Images do not belong in the copy. Retype all the entries below exactly.
_____
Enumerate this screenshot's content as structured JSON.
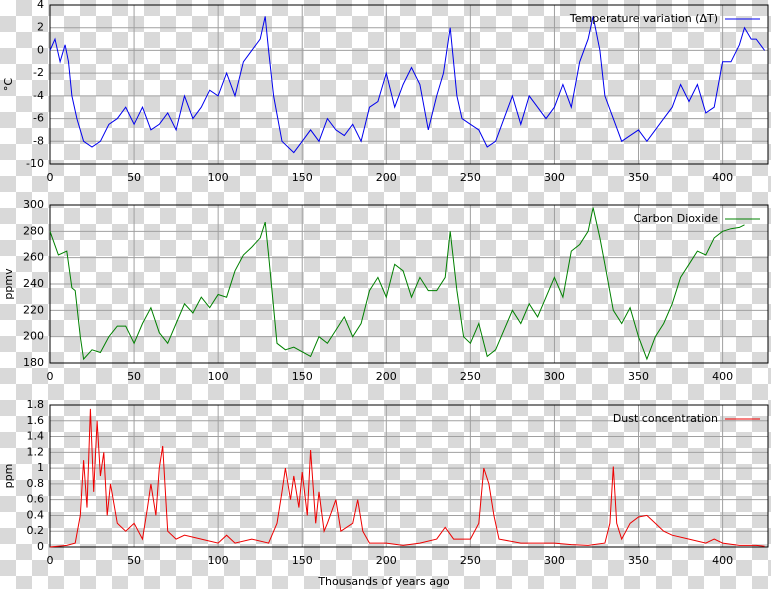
{
  "chart_data": [
    {
      "type": "line",
      "ylabel": "°C",
      "legend": "upper right",
      "grid": true,
      "xlim": [
        0,
        427
      ],
      "xticks": [
        0,
        50,
        100,
        150,
        200,
        250,
        300,
        350,
        400
      ],
      "ylim": [
        -10,
        4
      ],
      "yticks": [
        -10,
        -8,
        -6,
        -4,
        -2,
        0,
        2,
        4
      ],
      "x": [
        0,
        3,
        6,
        9,
        11,
        13,
        16,
        20,
        25,
        30,
        35,
        40,
        45,
        50,
        55,
        60,
        65,
        70,
        75,
        80,
        85,
        90,
        95,
        100,
        105,
        110,
        115,
        120,
        125,
        128,
        130,
        133,
        138,
        145,
        150,
        155,
        160,
        165,
        170,
        175,
        180,
        185,
        190,
        195,
        200,
        205,
        210,
        215,
        220,
        225,
        230,
        234,
        238,
        242,
        245,
        250,
        255,
        260,
        265,
        270,
        275,
        280,
        285,
        290,
        295,
        300,
        305,
        310,
        315,
        320,
        323,
        327,
        330,
        335,
        340,
        345,
        350,
        355,
        360,
        365,
        370,
        375,
        380,
        385,
        390,
        395,
        400,
        405,
        410,
        413,
        417,
        420,
        425
      ],
      "series": [
        {
          "name": "Temperature variation (ΔT)",
          "color": "#0000ee",
          "values": [
            0,
            1,
            -1,
            0.5,
            -1,
            -4,
            -6,
            -8,
            -8.5,
            -8,
            -6.5,
            -6,
            -5,
            -6.5,
            -5,
            -7,
            -6.5,
            -5.5,
            -7,
            -4,
            -6,
            -5,
            -3.5,
            -4,
            -2,
            -4,
            -1,
            0,
            1,
            3,
            0,
            -4,
            -8,
            -9,
            -8,
            -7,
            -8,
            -6,
            -7,
            -7.5,
            -6.5,
            -8,
            -5,
            -4.5,
            -2,
            -5,
            -3,
            -1.5,
            -3,
            -7,
            -4,
            -2,
            2,
            -4,
            -6,
            -6.5,
            -7,
            -8.5,
            -8,
            -6,
            -4,
            -6.5,
            -4,
            -5,
            -6,
            -5,
            -3,
            -5,
            -1,
            1,
            3,
            0,
            -4,
            -6,
            -8,
            -7.5,
            -7,
            -8,
            -7,
            -6,
            -5,
            -3,
            -4.5,
            -3,
            -5.5,
            -5,
            -1,
            -1,
            0.5,
            2,
            1,
            1,
            0
          ]
        }
      ]
    },
    {
      "type": "line",
      "ylabel": "ppmv",
      "legend": "upper right",
      "grid": true,
      "xlim": [
        0,
        427
      ],
      "xticks": [
        0,
        50,
        100,
        150,
        200,
        250,
        300,
        350,
        400
      ],
      "ylim": [
        180,
        300
      ],
      "yticks": [
        180,
        200,
        220,
        240,
        260,
        280,
        300
      ],
      "x": [
        0,
        5,
        10,
        13,
        15,
        18,
        20,
        25,
        30,
        35,
        40,
        45,
        50,
        55,
        60,
        65,
        70,
        75,
        80,
        85,
        90,
        95,
        100,
        105,
        110,
        115,
        120,
        125,
        128,
        130,
        135,
        140,
        145,
        155,
        160,
        165,
        170,
        175,
        180,
        185,
        190,
        195,
        200,
        205,
        210,
        215,
        220,
        225,
        230,
        235,
        238,
        242,
        246,
        250,
        255,
        260,
        265,
        270,
        275,
        280,
        285,
        290,
        295,
        300,
        305,
        310,
        315,
        320,
        323,
        327,
        330,
        335,
        340,
        345,
        350,
        355,
        360,
        365,
        370,
        375,
        380,
        385,
        390,
        395,
        400,
        405,
        410,
        413
      ],
      "series": [
        {
          "name": "Carbon Dioxide",
          "color": "#008000",
          "values": [
            280,
            262,
            265,
            237,
            235,
            200,
            183,
            190,
            188,
            200,
            208,
            208,
            195,
            210,
            222,
            203,
            195,
            210,
            225,
            218,
            230,
            222,
            232,
            230,
            250,
            262,
            268,
            275,
            287,
            262,
            195,
            190,
            192,
            185,
            200,
            195,
            205,
            215,
            200,
            210,
            235,
            245,
            230,
            255,
            250,
            230,
            245,
            235,
            235,
            245,
            280,
            235,
            200,
            195,
            210,
            185,
            190,
            205,
            220,
            210,
            225,
            215,
            230,
            245,
            230,
            265,
            270,
            280,
            298,
            275,
            255,
            220,
            210,
            222,
            200,
            183,
            200,
            210,
            225,
            245,
            255,
            265,
            262,
            275,
            280,
            282,
            283,
            285
          ]
        }
      ]
    },
    {
      "type": "line",
      "ylabel": "ppm",
      "xlabel": "Thousands of years ago",
      "legend": "upper right",
      "grid": true,
      "xlim": [
        0,
        427
      ],
      "xticks": [
        0,
        50,
        100,
        150,
        200,
        250,
        300,
        350,
        400
      ],
      "ylim": [
        0,
        1.8
      ],
      "yticks": [
        0,
        0.2,
        0.4,
        0.6,
        0.8,
        1,
        1.2,
        1.4,
        1.6,
        1.8
      ],
      "x": [
        0,
        10,
        15,
        18,
        20,
        22,
        24,
        26,
        28,
        30,
        32,
        34,
        36,
        40,
        45,
        50,
        55,
        58,
        60,
        63,
        65,
        67,
        70,
        75,
        80,
        90,
        100,
        105,
        110,
        120,
        130,
        135,
        138,
        140,
        143,
        145,
        148,
        150,
        153,
        155,
        158,
        160,
        163,
        165,
        170,
        173,
        180,
        183,
        186,
        190,
        200,
        210,
        220,
        230,
        235,
        240,
        250,
        255,
        258,
        261,
        264,
        267,
        280,
        290,
        300,
        310,
        320,
        330,
        333,
        335,
        337,
        340,
        345,
        350,
        355,
        360,
        365,
        370,
        380,
        390,
        395,
        400,
        410,
        420,
        425
      ],
      "series": [
        {
          "name": "Dust concentration",
          "color": "#ee0000",
          "values": [
            0,
            0.02,
            0.05,
            0.4,
            1.1,
            0.5,
            1.75,
            0.7,
            1.6,
            0.9,
            1.2,
            0.4,
            0.8,
            0.3,
            0.2,
            0.3,
            0.1,
            0.5,
            0.8,
            0.4,
            1,
            1.28,
            0.2,
            0.1,
            0.15,
            0.1,
            0.05,
            0.15,
            0.05,
            0.1,
            0.05,
            0.3,
            0.7,
            1,
            0.6,
            0.9,
            0.5,
            0.95,
            0.4,
            1.23,
            0.3,
            0.7,
            0.2,
            0.3,
            0.6,
            0.2,
            0.3,
            0.6,
            0.2,
            0.05,
            0.05,
            0.02,
            0.05,
            0.1,
            0.25,
            0.1,
            0.1,
            0.3,
            1,
            0.8,
            0.4,
            0.1,
            0.05,
            0.05,
            0.05,
            0.03,
            0.02,
            0.05,
            0.3,
            1.02,
            0.3,
            0.1,
            0.3,
            0.38,
            0.4,
            0.3,
            0.2,
            0.15,
            0.1,
            0.05,
            0.1,
            0.05,
            0.02,
            0.02,
            0.01
          ]
        }
      ]
    }
  ]
}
_____
- [Exercise result]
Enumerate this screenshot's content as structured JSON.
{
  "chart_data": [
    {
      "type": "line",
      "ylabel": "°C",
      "legend": "upper right",
      "grid": true,
      "xlim": [
        0,
        427
      ],
      "xticks": [
        0,
        50,
        100,
        150,
        200,
        250,
        300,
        350,
        400
      ],
      "ylim": [
        -10,
        4
      ],
      "yticks": [
        -10,
        -8,
        -6,
        -4,
        -2,
        0,
        2,
        4
      ],
      "x": [
        0,
        3,
        6,
        9,
        11,
        13,
        16,
        20,
        25,
        30,
        35,
        40,
        45,
        50,
        55,
        60,
        65,
        70,
        75,
        80,
        85,
        90,
        95,
        100,
        105,
        110,
        115,
        120,
        125,
        128,
        130,
        133,
        138,
        145,
        150,
        155,
        160,
        165,
        170,
        175,
        180,
        185,
        190,
        195,
        200,
        205,
        210,
        215,
        220,
        225,
        230,
        234,
        238,
        242,
        245,
        250,
        255,
        260,
        265,
        270,
        275,
        280,
        285,
        290,
        295,
        300,
        305,
        310,
        315,
        320,
        323,
        327,
        330,
        335,
        340,
        345,
        350,
        355,
        360,
        365,
        370,
        375,
        380,
        385,
        390,
        395,
        400,
        405,
        410,
        413,
        417,
        420,
        425
      ],
      "series": [
        {
          "name": "Temperature variation (ΔT)",
          "color": "#0000ee",
          "values": [
            0,
            1,
            -1,
            0.5,
            -1,
            -4,
            -6,
            -8,
            -8.5,
            -8,
            -6.5,
            -6,
            -5,
            -6.5,
            -5,
            -7,
            -6.5,
            -5.5,
            -7,
            -4,
            -6,
            -5,
            -3.5,
            -4,
            -2,
            -4,
            -1,
            0,
            1,
            3,
            0,
            -4,
            -8,
            -9,
            -8,
            -7,
            -8,
            -6,
            -7,
            -7.5,
            -6.5,
            -8,
            -5,
            -4.5,
            -2,
            -5,
            -3,
            -1.5,
            -3,
            -7,
            -4,
            -2,
            2,
            -4,
            -6,
            -6.5,
            -7,
            -8.5,
            -8,
            -6,
            -4,
            -6.5,
            -4,
            -5,
            -6,
            -5,
            -3,
            -5,
            -1,
            1,
            3,
            0,
            -4,
            -6,
            -8,
            -7.5,
            -7,
            -8,
            -7,
            -6,
            -5,
            -3,
            -4.5,
            -3,
            -5.5,
            -5,
            -1,
            -1,
            0.5,
            2,
            1,
            1,
            0
          ]
        }
      ]
    },
    {
      "type": "line",
      "ylabel": "ppmv",
      "legend": "upper right",
      "grid": true,
      "xlim": [
        0,
        427
      ],
      "xticks": [
        0,
        50,
        100,
        150,
        200,
        250,
        300,
        350,
        400
      ],
      "ylim": [
        180,
        300
      ],
      "yticks": [
        180,
        200,
        220,
        240,
        260,
        280,
        300
      ],
      "x": [
        0,
        5,
        10,
        13,
        15,
        18,
        20,
        25,
        30,
        35,
        40,
        45,
        50,
        55,
        60,
        65,
        70,
        75,
        80,
        85,
        90,
        95,
        100,
        105,
        110,
        115,
        120,
        125,
        128,
        130,
        135,
        140,
        145,
        155,
        160,
        165,
        170,
        175,
        180,
        185,
        190,
        195,
        200,
        205,
        210,
        215,
        220,
        225,
        230,
        235,
        238,
        242,
        246,
        250,
        255,
        260,
        265,
        270,
        275,
        280,
        285,
        290,
        295,
        300,
        305,
        310,
        315,
        320,
        323,
        327,
        330,
        335,
        340,
        345,
        350,
        355,
        360,
        365,
        370,
        375,
        380,
        385,
        390,
        395,
        400,
        405,
        410,
        413
      ],
      "series": [
        {
          "name": "Carbon Dioxide",
          "color": "#008000",
          "values": [
            280,
            262,
            265,
            237,
            235,
            200,
            183,
            190,
            188,
            200,
            208,
            208,
            195,
            210,
            222,
            203,
            195,
            210,
            225,
            218,
            230,
            222,
            232,
            230,
            250,
            262,
            268,
            275,
            287,
            262,
            195,
            190,
            192,
            185,
            200,
            195,
            205,
            215,
            200,
            210,
            235,
            245,
            230,
            255,
            250,
            230,
            245,
            235,
            235,
            245,
            280,
            235,
            200,
            195,
            210,
            185,
            190,
            205,
            220,
            210,
            225,
            215,
            230,
            245,
            230,
            265,
            270,
            280,
            298,
            275,
            255,
            220,
            210,
            222,
            200,
            183,
            200,
            210,
            225,
            245,
            255,
            265,
            262,
            275,
            280,
            282,
            283,
            285
          ]
        }
      ]
    },
    {
      "type": "line",
      "ylabel": "ppm",
      "xlabel": "Thousands of years ago",
      "legend": "upper right",
      "grid": true,
      "xlim": [
        0,
        427
      ],
      "xticks": [
        0,
        50,
        100,
        150,
        200,
        250,
        300,
        350,
        400
      ],
      "ylim": [
        0,
        1.8
      ],
      "yticks": [
        0,
        0.2,
        0.4,
        0.6,
        0.8,
        1,
        1.2,
        1.4,
        1.6,
        1.8
      ],
      "x": [
        0,
        10,
        15,
        18,
        20,
        22,
        24,
        26,
        28,
        30,
        32,
        34,
        36,
        40,
        45,
        50,
        55,
        58,
        60,
        63,
        65,
        67,
        70,
        75,
        80,
        90,
        100,
        105,
        110,
        120,
        130,
        135,
        138,
        140,
        143,
        145,
        148,
        150,
        153,
        155,
        158,
        160,
        163,
        165,
        170,
        173,
        180,
        183,
        186,
        190,
        200,
        210,
        220,
        230,
        235,
        240,
        250,
        255,
        258,
        261,
        264,
        267,
        280,
        290,
        300,
        310,
        320,
        330,
        333,
        335,
        337,
        340,
        345,
        350,
        355,
        360,
        365,
        370,
        380,
        390,
        395,
        400,
        410,
        420,
        425
      ],
      "series": [
        {
          "name": "Dust concentration",
          "color": "#ee0000",
          "values": [
            0,
            0.02,
            0.05,
            0.4,
            1.1,
            0.5,
            1.75,
            0.7,
            1.6,
            0.9,
            1.2,
            0.4,
            0.8,
            0.3,
            0.2,
            0.3,
            0.1,
            0.5,
            0.8,
            0.4,
            1,
            1.28,
            0.2,
            0.1,
            0.15,
            0.1,
            0.05,
            0.15,
            0.05,
            0.1,
            0.05,
            0.3,
            0.7,
            1,
            0.6,
            0.9,
            0.5,
            0.95,
            0.4,
            1.23,
            0.3,
            0.7,
            0.2,
            0.3,
            0.6,
            0.2,
            0.3,
            0.6,
            0.2,
            0.05,
            0.05,
            0.02,
            0.05,
            0.1,
            0.25,
            0.1,
            0.1,
            0.3,
            1,
            0.8,
            0.4,
            0.1,
            0.05,
            0.05,
            0.05,
            0.03,
            0.02,
            0.05,
            0.3,
            1.02,
            0.3,
            0.1,
            0.3,
            0.38,
            0.4,
            0.3,
            0.2,
            0.15,
            0.1,
            0.05,
            0.1,
            0.05,
            0.02,
            0.02,
            0.01
          ]
        }
      ]
    }
  ]
}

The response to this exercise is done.